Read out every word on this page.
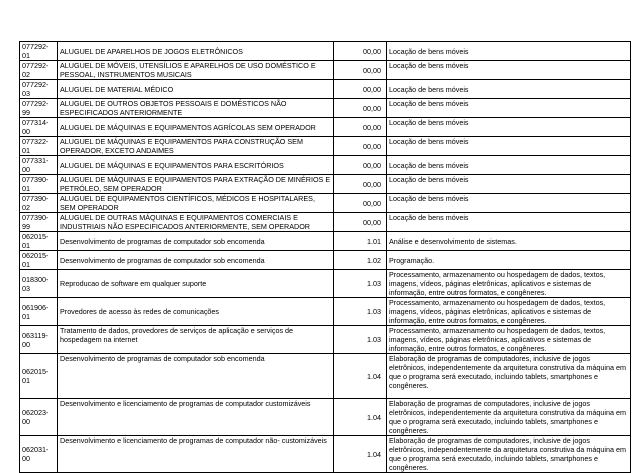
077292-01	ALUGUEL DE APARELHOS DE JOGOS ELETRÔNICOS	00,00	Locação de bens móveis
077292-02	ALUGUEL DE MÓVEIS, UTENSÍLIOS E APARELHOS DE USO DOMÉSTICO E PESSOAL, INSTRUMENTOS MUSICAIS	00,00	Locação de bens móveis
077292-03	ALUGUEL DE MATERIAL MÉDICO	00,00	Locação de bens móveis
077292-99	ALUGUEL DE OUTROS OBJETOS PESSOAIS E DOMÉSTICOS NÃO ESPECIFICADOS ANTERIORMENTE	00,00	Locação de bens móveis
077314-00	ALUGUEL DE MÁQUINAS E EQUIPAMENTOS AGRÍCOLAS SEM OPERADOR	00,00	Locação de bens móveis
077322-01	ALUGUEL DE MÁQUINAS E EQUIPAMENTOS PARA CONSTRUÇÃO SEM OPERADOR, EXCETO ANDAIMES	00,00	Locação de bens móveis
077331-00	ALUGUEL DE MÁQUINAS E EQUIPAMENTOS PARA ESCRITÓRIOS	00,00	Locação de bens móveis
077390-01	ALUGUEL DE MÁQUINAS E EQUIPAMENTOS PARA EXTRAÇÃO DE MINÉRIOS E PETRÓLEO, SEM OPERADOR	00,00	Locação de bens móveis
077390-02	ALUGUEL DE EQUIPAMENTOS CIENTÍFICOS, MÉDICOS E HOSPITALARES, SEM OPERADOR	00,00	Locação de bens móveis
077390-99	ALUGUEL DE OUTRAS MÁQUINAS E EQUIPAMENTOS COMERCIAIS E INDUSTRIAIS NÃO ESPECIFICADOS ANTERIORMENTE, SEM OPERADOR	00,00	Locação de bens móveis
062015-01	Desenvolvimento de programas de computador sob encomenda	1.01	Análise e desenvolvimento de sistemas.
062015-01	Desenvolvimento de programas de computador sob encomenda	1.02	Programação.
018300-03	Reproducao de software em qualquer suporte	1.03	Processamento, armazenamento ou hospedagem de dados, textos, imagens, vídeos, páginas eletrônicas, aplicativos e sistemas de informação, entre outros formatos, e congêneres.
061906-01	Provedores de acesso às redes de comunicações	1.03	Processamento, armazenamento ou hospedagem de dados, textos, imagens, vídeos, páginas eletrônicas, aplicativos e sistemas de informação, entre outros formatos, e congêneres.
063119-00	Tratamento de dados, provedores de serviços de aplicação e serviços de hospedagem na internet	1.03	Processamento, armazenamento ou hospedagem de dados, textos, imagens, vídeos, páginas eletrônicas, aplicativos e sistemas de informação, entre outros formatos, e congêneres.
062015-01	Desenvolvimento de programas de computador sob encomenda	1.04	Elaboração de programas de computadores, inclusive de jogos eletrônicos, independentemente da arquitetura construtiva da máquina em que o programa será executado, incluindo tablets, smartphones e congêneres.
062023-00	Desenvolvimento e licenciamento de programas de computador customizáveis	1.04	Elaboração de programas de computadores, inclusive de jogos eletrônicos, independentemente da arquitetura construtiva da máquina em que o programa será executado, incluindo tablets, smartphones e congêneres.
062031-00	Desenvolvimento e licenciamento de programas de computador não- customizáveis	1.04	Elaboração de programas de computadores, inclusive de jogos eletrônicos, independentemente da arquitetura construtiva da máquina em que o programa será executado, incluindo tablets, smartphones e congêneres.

________________________________________

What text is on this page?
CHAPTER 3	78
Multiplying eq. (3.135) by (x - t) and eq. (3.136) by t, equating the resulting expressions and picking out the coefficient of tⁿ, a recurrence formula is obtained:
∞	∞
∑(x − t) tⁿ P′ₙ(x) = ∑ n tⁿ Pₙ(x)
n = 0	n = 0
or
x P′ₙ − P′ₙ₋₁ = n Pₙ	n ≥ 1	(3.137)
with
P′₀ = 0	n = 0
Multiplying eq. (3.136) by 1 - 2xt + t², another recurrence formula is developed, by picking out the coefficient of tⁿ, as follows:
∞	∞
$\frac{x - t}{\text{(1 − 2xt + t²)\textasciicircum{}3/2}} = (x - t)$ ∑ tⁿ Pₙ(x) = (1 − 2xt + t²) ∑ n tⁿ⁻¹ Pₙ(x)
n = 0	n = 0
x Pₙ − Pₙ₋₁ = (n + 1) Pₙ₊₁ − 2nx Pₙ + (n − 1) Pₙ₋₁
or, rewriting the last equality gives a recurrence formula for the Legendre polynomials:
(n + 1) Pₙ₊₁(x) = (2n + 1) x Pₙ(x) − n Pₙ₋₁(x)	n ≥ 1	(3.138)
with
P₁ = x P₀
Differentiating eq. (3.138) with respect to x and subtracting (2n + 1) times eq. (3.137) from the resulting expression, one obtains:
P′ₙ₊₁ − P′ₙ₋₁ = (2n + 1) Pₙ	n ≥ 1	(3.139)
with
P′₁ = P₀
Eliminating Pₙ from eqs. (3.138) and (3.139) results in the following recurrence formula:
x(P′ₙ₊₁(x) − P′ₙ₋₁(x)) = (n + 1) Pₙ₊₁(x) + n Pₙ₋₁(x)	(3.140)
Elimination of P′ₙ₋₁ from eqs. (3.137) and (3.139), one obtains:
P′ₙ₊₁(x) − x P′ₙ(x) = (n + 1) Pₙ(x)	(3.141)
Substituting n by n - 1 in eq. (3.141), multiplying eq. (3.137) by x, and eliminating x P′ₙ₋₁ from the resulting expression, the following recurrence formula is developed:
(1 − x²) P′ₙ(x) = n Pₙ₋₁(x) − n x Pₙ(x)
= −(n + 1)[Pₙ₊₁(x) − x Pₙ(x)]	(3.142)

________________________________________

GIVEN EXERCISE: State the number of lines above that hold the string "APARELHOS", with nothing added.

TASK ANSWER: 2